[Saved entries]
========================================

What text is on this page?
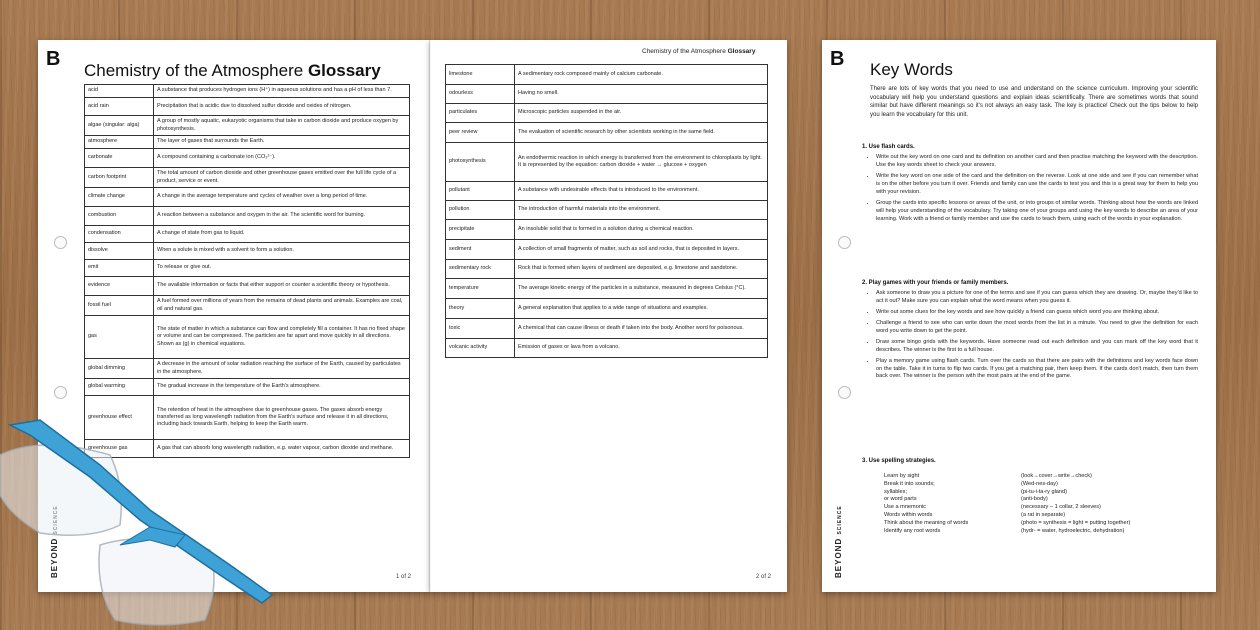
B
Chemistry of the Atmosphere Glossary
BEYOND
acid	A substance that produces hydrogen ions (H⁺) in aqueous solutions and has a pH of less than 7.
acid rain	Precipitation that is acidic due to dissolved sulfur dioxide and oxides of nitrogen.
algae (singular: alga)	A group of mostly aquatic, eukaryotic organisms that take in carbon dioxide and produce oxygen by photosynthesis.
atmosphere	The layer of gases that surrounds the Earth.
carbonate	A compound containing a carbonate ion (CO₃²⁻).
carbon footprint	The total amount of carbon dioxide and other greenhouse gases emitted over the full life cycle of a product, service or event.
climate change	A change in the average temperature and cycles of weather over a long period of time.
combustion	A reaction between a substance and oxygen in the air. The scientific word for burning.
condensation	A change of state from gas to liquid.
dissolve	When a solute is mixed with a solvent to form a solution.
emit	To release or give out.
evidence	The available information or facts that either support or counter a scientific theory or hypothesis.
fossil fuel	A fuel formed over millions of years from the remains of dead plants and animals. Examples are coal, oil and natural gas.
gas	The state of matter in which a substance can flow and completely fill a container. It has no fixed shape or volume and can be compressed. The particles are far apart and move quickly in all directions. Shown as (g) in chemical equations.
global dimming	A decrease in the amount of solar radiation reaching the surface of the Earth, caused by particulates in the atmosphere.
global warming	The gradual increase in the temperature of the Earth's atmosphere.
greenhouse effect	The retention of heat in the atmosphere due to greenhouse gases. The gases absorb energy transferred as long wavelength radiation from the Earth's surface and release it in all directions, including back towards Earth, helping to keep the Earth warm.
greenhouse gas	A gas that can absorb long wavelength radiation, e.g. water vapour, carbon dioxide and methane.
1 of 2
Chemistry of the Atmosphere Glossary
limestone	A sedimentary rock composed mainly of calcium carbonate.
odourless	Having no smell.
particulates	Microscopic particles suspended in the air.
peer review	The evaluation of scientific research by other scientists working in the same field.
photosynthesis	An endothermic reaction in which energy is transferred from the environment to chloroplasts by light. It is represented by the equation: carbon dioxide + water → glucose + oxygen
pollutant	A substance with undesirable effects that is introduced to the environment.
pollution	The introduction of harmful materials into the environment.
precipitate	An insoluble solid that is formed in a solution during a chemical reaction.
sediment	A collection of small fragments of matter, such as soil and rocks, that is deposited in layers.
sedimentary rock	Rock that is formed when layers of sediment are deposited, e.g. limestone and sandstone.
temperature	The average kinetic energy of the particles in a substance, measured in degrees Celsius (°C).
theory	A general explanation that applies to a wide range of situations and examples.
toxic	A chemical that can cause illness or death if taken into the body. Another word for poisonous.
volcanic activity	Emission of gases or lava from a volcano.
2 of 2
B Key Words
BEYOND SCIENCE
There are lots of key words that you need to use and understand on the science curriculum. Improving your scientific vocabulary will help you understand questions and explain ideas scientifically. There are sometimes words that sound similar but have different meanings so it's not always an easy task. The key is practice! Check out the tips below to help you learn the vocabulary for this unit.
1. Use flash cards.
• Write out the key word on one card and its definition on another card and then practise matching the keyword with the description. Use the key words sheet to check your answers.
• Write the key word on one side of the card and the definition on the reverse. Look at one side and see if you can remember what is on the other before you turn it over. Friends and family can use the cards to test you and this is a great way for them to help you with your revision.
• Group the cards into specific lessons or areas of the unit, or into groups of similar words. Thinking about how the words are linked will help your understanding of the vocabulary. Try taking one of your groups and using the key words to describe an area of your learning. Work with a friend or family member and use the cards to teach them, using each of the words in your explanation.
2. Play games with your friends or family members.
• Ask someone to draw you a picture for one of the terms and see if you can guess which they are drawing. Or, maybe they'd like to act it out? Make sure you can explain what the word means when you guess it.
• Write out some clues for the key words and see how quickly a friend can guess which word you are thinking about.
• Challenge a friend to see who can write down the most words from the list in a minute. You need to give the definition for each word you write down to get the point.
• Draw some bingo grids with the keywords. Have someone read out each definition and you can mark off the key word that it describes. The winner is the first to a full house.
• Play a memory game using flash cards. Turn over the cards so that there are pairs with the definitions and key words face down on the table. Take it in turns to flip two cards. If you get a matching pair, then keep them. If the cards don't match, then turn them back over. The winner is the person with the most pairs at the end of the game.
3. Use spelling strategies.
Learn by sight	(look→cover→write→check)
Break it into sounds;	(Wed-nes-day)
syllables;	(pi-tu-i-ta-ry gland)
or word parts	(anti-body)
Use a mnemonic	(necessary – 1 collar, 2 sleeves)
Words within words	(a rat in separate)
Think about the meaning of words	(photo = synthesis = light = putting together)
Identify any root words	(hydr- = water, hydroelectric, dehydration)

========================================

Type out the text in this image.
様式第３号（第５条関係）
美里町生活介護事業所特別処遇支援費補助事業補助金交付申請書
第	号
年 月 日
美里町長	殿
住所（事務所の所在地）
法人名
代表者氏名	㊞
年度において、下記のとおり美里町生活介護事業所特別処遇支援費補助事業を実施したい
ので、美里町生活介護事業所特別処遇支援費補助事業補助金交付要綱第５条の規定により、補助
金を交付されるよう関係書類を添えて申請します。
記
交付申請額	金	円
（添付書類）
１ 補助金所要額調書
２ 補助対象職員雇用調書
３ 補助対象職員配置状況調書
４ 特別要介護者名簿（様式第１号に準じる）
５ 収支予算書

========================================

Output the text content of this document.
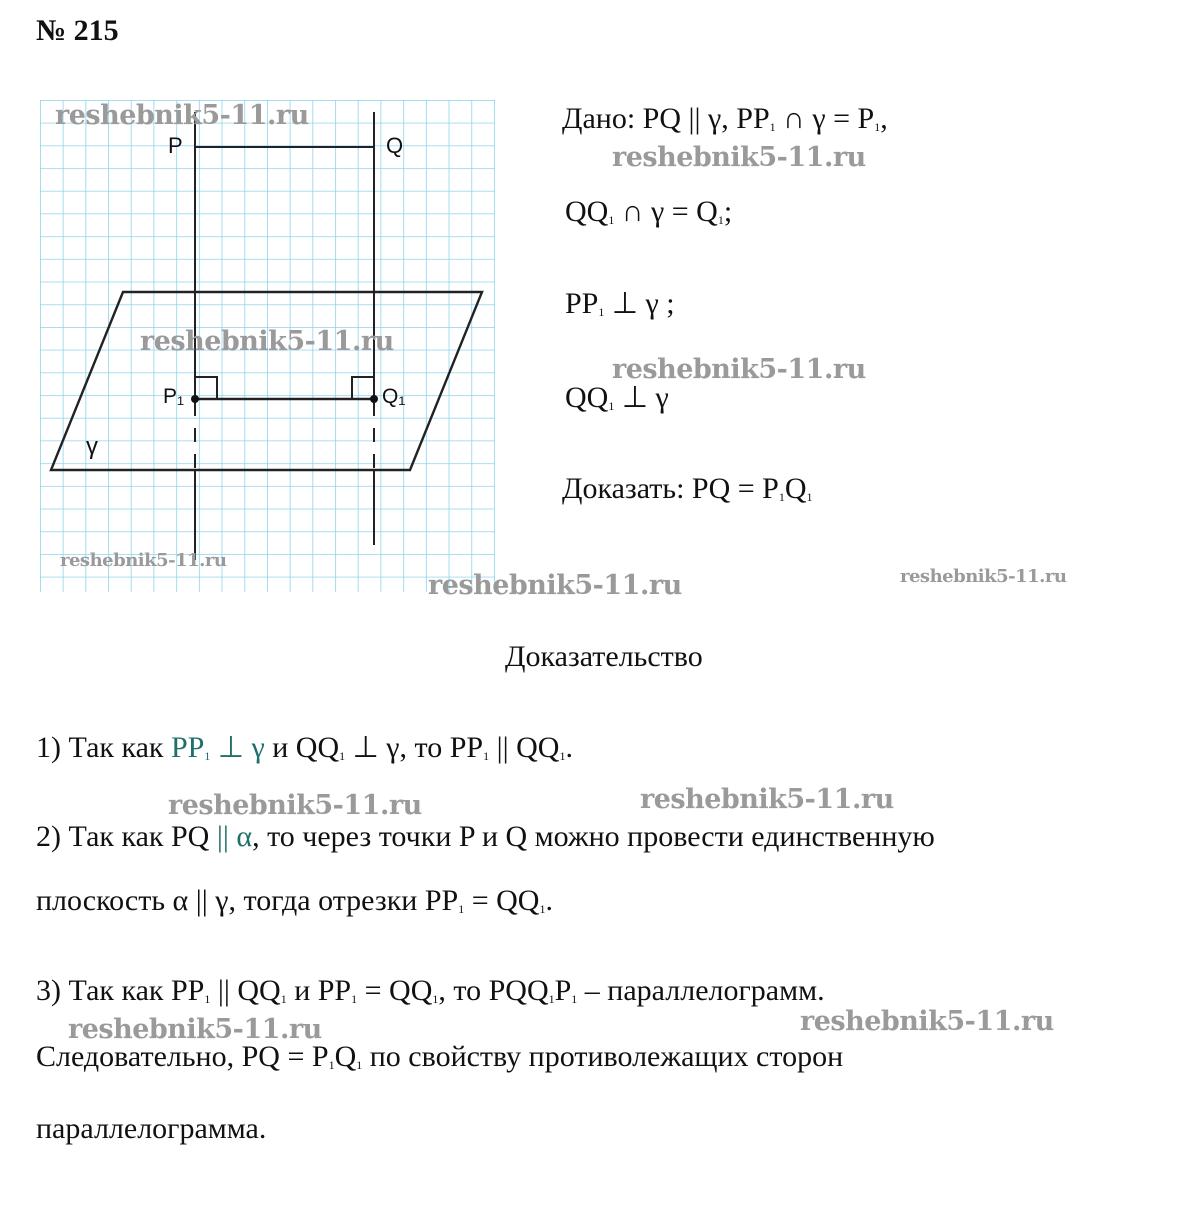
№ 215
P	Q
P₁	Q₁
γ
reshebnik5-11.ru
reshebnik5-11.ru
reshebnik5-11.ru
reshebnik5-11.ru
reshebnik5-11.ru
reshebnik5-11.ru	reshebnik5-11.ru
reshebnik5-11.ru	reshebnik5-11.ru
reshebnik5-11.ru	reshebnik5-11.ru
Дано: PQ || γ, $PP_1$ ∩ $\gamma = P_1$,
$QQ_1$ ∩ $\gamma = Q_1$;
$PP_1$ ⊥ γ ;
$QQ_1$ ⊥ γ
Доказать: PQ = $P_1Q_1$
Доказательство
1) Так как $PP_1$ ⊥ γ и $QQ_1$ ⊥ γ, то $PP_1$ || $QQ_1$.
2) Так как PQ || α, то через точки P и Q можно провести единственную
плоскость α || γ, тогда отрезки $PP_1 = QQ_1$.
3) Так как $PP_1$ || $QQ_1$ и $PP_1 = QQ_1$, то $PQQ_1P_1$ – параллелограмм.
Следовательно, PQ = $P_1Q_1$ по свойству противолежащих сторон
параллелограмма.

========================================

__WORK TO BE COMPLETED__: Pick out, from the lines above, every one that contains the string "average".

__THE RESPONSE__:
climate change	A change in the average temperature and cycles of weather over a long period of time.
temperature	The average kinetic energy of the particles in a substance, measured in degrees Celsius (°C).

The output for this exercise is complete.